+++ Stored data

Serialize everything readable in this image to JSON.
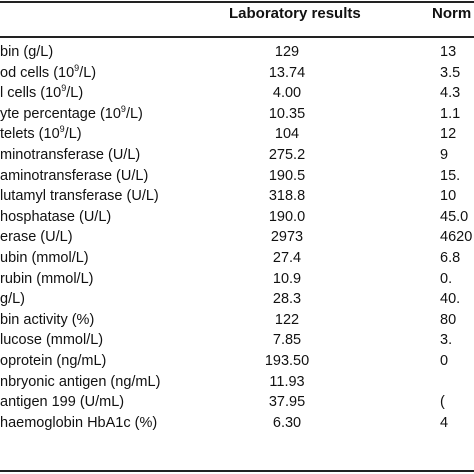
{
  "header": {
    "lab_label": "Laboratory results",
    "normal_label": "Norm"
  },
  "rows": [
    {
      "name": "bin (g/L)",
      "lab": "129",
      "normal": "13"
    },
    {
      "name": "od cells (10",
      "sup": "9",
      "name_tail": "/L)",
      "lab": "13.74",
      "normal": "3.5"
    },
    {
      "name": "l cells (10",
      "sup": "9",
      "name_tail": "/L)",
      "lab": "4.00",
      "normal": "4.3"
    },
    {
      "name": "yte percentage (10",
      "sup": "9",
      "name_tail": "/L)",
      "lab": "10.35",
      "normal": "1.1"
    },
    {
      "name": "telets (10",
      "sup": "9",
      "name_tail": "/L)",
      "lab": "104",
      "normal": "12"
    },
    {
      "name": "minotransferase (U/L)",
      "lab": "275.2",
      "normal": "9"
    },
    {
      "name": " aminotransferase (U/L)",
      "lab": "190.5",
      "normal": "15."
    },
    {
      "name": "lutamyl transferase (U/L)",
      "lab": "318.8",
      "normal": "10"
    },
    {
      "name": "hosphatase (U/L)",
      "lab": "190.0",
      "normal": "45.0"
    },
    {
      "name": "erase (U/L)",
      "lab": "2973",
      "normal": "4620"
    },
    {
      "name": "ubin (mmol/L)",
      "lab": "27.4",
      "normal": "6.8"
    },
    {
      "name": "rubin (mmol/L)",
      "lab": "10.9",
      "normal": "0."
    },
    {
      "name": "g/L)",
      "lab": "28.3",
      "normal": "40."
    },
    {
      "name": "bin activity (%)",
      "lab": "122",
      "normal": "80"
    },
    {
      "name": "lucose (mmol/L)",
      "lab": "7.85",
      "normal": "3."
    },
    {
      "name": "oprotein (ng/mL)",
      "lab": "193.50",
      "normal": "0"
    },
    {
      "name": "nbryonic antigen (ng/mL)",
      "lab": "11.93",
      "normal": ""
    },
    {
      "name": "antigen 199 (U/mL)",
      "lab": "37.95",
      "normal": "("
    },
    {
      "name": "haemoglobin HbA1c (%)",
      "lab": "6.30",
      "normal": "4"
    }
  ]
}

++++++

__What you have to do__:
Locate the lines above that hold the word "mmol". Show every one of them.

__Reply to the task__:
      "name": "ubin (mmol/L)",
      "name": "rubin (mmol/L)",
      "name": "lucose (mmol/L)",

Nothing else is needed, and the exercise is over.